WHAT YOU WILL DO — Only a number is wanted: how many lines in the records below contain "Alan"?

Data items:
[BEGIN]

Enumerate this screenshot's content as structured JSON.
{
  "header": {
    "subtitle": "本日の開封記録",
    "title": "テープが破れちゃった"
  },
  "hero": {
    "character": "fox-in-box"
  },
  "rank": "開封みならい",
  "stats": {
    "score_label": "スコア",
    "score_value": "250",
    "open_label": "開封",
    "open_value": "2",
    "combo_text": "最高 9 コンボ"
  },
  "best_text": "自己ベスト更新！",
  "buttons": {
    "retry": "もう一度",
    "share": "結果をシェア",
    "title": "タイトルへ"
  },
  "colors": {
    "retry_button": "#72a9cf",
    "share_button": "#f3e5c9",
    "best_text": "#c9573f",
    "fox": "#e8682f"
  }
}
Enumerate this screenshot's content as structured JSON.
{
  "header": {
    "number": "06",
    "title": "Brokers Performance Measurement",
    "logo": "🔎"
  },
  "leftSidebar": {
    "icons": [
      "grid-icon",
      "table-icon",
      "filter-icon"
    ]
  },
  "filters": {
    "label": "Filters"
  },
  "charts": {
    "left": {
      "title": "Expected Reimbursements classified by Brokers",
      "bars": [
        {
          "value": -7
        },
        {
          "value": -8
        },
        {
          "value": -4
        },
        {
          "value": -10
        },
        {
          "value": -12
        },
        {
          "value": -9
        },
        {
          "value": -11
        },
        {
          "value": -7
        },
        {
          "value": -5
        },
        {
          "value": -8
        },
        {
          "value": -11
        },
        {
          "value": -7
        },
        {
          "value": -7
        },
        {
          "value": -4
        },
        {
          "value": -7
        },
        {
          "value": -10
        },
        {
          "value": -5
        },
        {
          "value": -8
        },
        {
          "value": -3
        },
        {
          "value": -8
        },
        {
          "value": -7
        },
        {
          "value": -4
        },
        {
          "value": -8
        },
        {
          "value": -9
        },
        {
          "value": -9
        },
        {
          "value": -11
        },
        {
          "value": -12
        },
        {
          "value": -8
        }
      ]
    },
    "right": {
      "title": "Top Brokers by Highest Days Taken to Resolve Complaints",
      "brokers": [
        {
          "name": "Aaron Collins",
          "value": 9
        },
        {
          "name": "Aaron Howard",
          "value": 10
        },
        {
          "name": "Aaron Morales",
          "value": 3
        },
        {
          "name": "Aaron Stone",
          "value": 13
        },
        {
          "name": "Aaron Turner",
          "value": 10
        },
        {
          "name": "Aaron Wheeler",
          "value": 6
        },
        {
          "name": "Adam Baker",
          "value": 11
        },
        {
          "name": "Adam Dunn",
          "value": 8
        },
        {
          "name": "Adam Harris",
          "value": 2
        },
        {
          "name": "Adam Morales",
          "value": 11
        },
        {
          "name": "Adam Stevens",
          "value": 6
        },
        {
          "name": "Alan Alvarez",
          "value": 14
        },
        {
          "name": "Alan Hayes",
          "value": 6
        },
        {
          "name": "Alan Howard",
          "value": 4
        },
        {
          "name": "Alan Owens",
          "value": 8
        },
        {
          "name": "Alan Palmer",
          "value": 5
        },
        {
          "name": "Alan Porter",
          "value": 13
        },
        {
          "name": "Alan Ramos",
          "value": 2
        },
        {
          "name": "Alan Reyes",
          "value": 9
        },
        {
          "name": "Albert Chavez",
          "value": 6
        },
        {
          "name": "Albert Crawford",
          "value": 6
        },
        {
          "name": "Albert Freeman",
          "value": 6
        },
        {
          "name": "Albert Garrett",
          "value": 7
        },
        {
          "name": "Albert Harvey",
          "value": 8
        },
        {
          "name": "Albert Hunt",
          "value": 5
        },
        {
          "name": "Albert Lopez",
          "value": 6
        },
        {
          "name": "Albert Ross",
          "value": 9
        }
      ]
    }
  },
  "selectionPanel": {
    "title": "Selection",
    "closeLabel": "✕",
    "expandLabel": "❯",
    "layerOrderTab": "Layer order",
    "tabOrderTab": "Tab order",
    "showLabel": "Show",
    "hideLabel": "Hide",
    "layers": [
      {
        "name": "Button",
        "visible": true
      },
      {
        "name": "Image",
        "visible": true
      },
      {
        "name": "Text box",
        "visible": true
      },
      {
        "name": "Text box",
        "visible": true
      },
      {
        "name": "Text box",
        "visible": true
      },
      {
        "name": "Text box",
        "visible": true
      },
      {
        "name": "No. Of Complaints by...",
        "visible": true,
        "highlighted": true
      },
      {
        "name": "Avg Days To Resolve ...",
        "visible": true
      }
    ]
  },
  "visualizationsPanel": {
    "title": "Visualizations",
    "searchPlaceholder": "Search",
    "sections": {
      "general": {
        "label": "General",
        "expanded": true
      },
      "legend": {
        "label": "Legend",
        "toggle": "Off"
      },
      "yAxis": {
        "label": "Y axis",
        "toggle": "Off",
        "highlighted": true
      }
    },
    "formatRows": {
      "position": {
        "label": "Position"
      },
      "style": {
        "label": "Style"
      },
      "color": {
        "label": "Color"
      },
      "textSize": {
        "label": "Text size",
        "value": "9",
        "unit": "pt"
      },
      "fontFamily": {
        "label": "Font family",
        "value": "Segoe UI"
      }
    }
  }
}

[END]

SOLUTION BELOW — 8